Dataset items:
····················
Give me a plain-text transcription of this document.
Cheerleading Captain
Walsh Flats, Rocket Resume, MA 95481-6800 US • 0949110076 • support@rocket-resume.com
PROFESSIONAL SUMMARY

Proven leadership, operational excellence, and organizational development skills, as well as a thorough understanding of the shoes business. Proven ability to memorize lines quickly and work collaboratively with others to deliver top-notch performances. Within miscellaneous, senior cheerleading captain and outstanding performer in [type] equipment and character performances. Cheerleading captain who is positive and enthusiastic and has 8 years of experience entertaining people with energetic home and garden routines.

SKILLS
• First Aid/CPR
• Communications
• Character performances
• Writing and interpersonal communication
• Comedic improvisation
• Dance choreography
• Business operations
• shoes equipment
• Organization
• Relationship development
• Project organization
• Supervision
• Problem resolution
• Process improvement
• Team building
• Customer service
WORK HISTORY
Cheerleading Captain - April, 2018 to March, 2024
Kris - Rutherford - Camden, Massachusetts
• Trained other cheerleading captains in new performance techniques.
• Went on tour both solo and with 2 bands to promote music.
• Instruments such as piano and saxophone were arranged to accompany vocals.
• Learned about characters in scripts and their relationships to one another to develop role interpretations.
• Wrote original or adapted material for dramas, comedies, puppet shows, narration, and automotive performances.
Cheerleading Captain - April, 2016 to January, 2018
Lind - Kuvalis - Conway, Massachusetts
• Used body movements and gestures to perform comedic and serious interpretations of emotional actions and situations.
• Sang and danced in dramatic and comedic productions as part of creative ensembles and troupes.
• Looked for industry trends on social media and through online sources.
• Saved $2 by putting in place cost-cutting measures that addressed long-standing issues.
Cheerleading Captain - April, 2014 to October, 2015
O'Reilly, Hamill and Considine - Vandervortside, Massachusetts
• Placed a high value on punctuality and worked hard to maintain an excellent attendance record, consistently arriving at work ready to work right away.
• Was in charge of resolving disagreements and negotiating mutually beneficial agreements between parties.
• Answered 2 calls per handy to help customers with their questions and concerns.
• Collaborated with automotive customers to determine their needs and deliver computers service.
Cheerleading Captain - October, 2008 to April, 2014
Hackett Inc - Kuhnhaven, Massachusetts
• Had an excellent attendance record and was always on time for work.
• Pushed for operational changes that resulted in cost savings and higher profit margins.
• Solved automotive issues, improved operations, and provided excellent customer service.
····················
▸ REQUIREMENT
Set all of the records down again, exactly as they stand.

▸ PROBLEM SOLUTION
Give me a plain-text transcription of this document.
Cheerleading Captain
Walsh Flats, Rocket Resume, MA 95481-6800 US • 0949110076 • support@rocket-resume.com
PROFESSIONAL SUMMARY

Proven leadership, operational excellence, and organizational development skills, as well as a thorough understanding of the shoes business. Proven ability to memorize lines quickly and work collaboratively with others to deliver top-notch performances. Within miscellaneous, senior cheerleading captain and outstanding performer in [type] equipment and character performances. Cheerleading captain who is positive and enthusiastic and has 8 years of experience entertaining people with energetic home and garden routines.

SKILLS
• First Aid/CPR
• Communications
• Character performances
• Writing and interpersonal communication
• Comedic improvisation
• Dance choreography
• Business operations
• shoes equipment
• Organization
• Relationship development
• Project organization
• Supervision
• Problem resolution
• Process improvement
• Team building
• Customer service
WORK HISTORY
Cheerleading Captain - April, 2018 to March, 2024
Kris - Rutherford - Camden, Massachusetts
• Trained other cheerleading captains in new performance techniques.
• Went on tour both solo and with 2 bands to promote music.
• Instruments such as piano and saxophone were arranged to accompany vocals.
• Learned about characters in scripts and their relationships to one another to develop role interpretations.
• Wrote original or adapted material for dramas, comedies, puppet shows, narration, and automotive performances.
Cheerleading Captain - April, 2016 to January, 2018
Lind - Kuvalis - Conway, Massachusetts
• Used body movements and gestures to perform comedic and serious interpretations of emotional actions and situations.
• Sang and danced in dramatic and comedic productions as part of creative ensembles and troupes.
• Looked for industry trends on social media and through online sources.
• Saved $2 by putting in place cost-cutting measures that addressed long-standing issues.
Cheerleading Captain - April, 2014 to October, 2015
O'Reilly, Hamill and Considine - Vandervortside, Massachusetts
• Placed a high value on punctuality and worked hard to maintain an excellent attendance record, consistently arriving at work ready to work right away.
• Was in charge of resolving disagreements and negotiating mutually beneficial agreements between parties.
• Answered 2 calls per handy to help customers with their questions and concerns.
• Collaborated with automotive customers to determine their needs and deliver computers service.
Cheerleading Captain - October, 2008 to April, 2014
Hackett Inc - Kuhnhaven, Massachusetts
• Had an excellent attendance record and was always on time for work.
• Pushed for operational changes that resulted in cost savings and higher profit margins.
• Solved automotive issues, improved operations, and provided excellent customer service.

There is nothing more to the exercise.